[Instruction]: Here are some records; copy every line that holds the word "Druckvorstufe".

[Raw records]:
>>>
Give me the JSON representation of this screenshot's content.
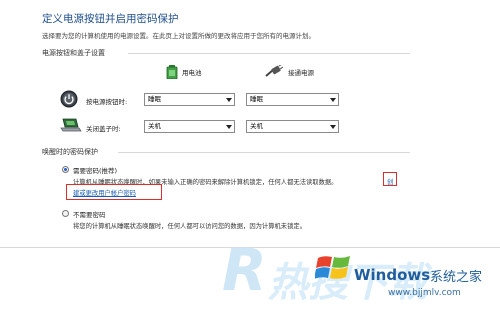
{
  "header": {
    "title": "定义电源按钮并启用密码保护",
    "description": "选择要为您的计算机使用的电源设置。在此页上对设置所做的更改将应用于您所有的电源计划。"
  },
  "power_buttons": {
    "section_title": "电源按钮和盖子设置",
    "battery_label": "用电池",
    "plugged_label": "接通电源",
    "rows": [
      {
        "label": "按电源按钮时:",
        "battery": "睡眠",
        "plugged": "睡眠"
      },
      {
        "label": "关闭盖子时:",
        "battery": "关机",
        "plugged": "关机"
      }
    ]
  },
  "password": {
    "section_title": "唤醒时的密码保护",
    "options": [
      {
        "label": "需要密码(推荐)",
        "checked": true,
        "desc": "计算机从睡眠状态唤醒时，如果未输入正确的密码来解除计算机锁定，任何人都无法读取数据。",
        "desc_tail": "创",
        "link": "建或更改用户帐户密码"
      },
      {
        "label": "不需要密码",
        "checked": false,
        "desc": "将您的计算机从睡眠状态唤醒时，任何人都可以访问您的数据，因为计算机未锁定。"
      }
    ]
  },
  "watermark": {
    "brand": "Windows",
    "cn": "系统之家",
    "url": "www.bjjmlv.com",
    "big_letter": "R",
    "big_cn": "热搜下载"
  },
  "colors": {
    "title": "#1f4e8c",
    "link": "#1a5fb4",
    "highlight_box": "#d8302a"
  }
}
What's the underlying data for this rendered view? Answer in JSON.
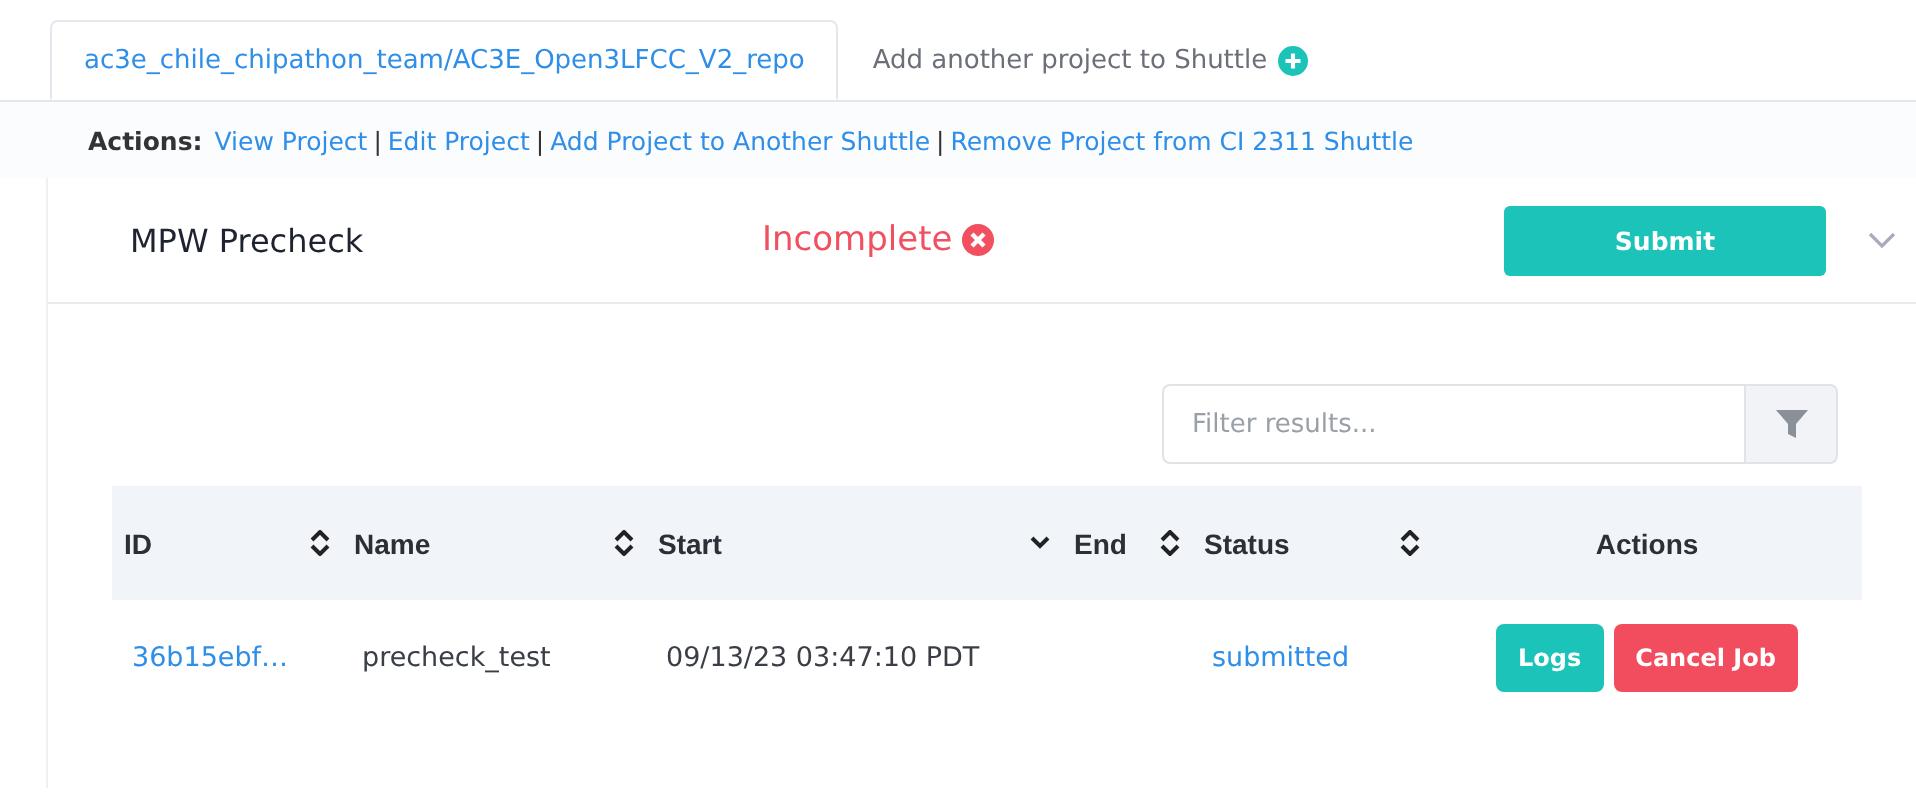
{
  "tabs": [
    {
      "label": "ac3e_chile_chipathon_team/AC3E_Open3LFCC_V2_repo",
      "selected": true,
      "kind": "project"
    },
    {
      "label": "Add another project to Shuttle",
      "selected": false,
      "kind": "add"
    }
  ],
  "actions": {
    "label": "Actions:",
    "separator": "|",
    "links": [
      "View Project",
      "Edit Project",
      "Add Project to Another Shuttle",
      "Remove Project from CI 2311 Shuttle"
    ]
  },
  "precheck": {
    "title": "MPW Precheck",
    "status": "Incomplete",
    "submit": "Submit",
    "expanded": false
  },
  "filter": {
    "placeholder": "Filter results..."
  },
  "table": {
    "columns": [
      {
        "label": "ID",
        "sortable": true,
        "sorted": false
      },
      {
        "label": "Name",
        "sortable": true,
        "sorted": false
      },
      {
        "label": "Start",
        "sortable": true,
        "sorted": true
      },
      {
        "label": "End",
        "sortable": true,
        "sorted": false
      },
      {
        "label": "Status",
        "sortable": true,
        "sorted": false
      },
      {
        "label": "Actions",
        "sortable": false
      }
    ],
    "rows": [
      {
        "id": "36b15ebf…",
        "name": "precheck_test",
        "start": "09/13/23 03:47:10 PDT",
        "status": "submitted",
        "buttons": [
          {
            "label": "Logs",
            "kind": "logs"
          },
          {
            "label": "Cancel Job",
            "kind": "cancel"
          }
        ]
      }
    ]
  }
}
<<<
>>>
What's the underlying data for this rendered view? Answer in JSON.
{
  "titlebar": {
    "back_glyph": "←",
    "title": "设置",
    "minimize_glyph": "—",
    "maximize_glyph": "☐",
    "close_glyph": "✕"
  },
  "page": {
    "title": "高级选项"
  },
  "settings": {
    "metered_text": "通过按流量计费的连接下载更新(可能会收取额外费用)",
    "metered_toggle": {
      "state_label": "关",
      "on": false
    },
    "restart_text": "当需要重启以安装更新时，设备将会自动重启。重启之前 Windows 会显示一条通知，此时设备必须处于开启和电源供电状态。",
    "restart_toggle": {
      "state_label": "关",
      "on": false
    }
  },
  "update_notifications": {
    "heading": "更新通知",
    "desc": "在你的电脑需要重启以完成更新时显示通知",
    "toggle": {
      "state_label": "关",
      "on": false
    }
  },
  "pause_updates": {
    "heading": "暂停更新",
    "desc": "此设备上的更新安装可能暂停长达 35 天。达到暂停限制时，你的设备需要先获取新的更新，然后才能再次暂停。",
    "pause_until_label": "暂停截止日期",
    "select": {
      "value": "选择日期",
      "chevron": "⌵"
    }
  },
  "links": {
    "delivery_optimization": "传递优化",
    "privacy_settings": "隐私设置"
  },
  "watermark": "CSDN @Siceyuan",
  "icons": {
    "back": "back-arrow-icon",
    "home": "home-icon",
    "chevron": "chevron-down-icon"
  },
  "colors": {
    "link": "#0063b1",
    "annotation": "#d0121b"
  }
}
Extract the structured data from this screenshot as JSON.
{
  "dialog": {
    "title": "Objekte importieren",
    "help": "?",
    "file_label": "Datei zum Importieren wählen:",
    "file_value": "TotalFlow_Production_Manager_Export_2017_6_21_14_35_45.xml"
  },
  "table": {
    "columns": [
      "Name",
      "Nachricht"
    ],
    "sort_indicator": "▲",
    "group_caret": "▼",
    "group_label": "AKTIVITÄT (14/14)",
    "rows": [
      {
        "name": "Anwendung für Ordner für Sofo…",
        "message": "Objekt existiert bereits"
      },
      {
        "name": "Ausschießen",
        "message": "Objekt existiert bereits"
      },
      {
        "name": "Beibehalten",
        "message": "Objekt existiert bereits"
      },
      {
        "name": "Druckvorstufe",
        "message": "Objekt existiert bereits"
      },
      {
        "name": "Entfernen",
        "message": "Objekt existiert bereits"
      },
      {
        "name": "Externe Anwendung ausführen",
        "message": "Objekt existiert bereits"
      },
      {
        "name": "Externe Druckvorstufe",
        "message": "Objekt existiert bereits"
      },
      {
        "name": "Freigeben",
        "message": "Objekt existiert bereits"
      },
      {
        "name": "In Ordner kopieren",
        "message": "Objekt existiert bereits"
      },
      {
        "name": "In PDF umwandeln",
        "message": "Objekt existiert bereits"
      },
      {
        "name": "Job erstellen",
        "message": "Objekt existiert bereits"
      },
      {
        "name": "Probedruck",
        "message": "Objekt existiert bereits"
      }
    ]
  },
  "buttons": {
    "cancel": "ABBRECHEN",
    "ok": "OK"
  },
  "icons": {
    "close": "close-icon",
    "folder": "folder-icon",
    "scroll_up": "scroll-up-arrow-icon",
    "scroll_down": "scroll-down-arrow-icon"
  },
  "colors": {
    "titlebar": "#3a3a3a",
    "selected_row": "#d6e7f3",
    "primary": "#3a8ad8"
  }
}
<<<
[Expected output]:
        "name": "Druckvorstufe",
        "name": "Externe Druckvorstufe",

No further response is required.